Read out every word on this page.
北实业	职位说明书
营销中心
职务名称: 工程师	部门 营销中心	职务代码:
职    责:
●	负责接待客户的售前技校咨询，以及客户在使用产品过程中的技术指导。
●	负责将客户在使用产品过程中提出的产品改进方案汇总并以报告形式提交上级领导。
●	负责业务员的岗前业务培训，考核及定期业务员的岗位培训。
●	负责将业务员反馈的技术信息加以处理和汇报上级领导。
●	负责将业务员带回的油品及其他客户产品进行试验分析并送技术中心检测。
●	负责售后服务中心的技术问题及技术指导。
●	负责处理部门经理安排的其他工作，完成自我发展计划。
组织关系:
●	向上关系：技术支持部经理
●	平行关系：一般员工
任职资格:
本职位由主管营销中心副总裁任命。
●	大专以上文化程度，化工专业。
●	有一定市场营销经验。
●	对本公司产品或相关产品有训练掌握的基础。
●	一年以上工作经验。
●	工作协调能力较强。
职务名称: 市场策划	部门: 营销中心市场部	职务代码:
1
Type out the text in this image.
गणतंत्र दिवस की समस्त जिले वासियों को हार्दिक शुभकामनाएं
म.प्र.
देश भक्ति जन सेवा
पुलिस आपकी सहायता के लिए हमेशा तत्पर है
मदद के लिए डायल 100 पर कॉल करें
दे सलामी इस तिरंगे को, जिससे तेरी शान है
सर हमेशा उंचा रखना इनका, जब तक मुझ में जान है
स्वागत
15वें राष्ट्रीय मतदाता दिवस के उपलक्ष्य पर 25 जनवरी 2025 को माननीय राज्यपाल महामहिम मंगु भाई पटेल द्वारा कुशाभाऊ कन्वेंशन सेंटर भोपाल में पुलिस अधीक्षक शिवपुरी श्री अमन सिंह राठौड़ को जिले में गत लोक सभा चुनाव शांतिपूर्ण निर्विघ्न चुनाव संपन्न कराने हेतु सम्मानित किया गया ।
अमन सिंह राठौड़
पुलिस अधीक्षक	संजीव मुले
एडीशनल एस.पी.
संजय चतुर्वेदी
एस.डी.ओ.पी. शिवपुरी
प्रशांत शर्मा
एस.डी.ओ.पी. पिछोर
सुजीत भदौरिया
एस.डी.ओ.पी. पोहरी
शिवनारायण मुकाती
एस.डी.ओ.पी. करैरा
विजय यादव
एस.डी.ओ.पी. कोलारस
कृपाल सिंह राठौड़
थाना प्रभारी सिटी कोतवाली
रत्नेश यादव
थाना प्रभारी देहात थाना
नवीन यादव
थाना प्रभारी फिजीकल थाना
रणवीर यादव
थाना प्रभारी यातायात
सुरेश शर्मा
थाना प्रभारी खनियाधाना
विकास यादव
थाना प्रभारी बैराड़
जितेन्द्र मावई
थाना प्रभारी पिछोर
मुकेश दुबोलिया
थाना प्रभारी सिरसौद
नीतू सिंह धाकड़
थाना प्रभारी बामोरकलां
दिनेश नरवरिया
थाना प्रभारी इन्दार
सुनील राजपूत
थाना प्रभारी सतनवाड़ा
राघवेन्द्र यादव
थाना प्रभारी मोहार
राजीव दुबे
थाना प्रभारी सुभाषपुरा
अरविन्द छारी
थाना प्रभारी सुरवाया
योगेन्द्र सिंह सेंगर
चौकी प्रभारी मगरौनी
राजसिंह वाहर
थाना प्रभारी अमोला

Problem requirements:
Copy the records above exactly.

Written response:
Read out every word on this page.
北实业	职位说明书
营销中心
职务名称: 工程师	部门 营销中心	职务代码:
职    责:
●	负责接待客户的售前技校咨询，以及客户在使用产品过程中的技术指导。
●	负责将客户在使用产品过程中提出的产品改进方案汇总并以报告形式提交上级领导。
●	负责业务员的岗前业务培训，考核及定期业务员的岗位培训。
●	负责将业务员反馈的技术信息加以处理和汇报上级领导。
●	负责将业务员带回的油品及其他客户产品进行试验分析并送技术中心检测。
●	负责售后服务中心的技术问题及技术指导。
●	负责处理部门经理安排的其他工作，完成自我发展计划。
组织关系:
●	向上关系：技术支持部经理
●	平行关系：一般员工
任职资格:
本职位由主管营销中心副总裁任命。
●	大专以上文化程度，化工专业。
●	有一定市场营销经验。
●	对本公司产品或相关产品有训练掌握的基础。
●	一年以上工作经验。
●	工作协调能力较强。
职务名称: 市场策划	部门: 营销中心市场部	职务代码:
1
Type out the text in this image.
गणतंत्र दिवस की समस्त जिले वासियों को हार्दिक शुभकामनाएं
म.प्र.
देश भक्ति जन सेवा
पुलिस आपकी सहायता के लिए हमेशा तत्पर है
मदद के लिए डायल 100 पर कॉल करें
दे सलामी इस तिरंगे को, जिससे तेरी शान है
सर हमेशा उंचा रखना इनका, जब तक मुझ में जान है
स्वागत
15वें राष्ट्रीय मतदाता दिवस के उपलक्ष्य पर 25 जनवरी 2025 को माननीय राज्यपाल महामहिम मंगु भाई पटेल द्वारा कुशाभाऊ कन्वेंशन सेंटर भोपाल में पुलिस अधीक्षक शिवपुरी श्री अमन सिंह राठौड़ को जिले में गत लोक सभा चुनाव शांतिपूर्ण निर्विघ्न चुनाव संपन्न कराने हेतु सम्मानित किया गया ।
अमन सिंह राठौड़
पुलिस अधीक्षक	संजीव मुले
एडीशनल एस.पी.
संजय चतुर्वेदी
एस.डी.ओ.पी. शिवपुरी
प्रशांत शर्मा
एस.डी.ओ.पी. पिछोर
सुजीत भदौरिया
एस.डी.ओ.पी. पोहरी
शिवनारायण मुकाती
एस.डी.ओ.पी. करैरा
विजय यादव
एस.डी.ओ.पी. कोलारस
कृपाल सिंह राठौड़
थाना प्रभारी सिटी कोतवाली
रत्नेश यादव
थाना प्रभारी देहात थाना
नवीन यादव
थाना प्रभारी फिजीकल थाना
रणवीर यादव
थाना प्रभारी यातायात
सुरेश शर्मा
थाना प्रभारी खनियाधाना
विकास यादव
थाना प्रभारी बैराड़
जितेन्द्र मावई
थाना प्रभारी पिछोर
मुकेश दुबोलिया
थाना प्रभारी सिरसौद
नीतू सिंह धाकड़
थाना प्रभारी बामोरकलां
दिनेश नरवरिया
थाना प्रभारी इन्दार
सुनील राजपूत
थाना प्रभारी सतनवाड़ा
राघवेन्द्र यादव
थाना प्रभारी मोहार
राजीव दुबे
थाना प्रभारी सुभाषपुरा
अरविन्द छारी
थाना प्रभारी सुरवाया
योगेन्द्र सिंह सेंगर
चौकी प्रभारी मगरौनी
राजसिंह वाहर
थाना प्रभारी अमोला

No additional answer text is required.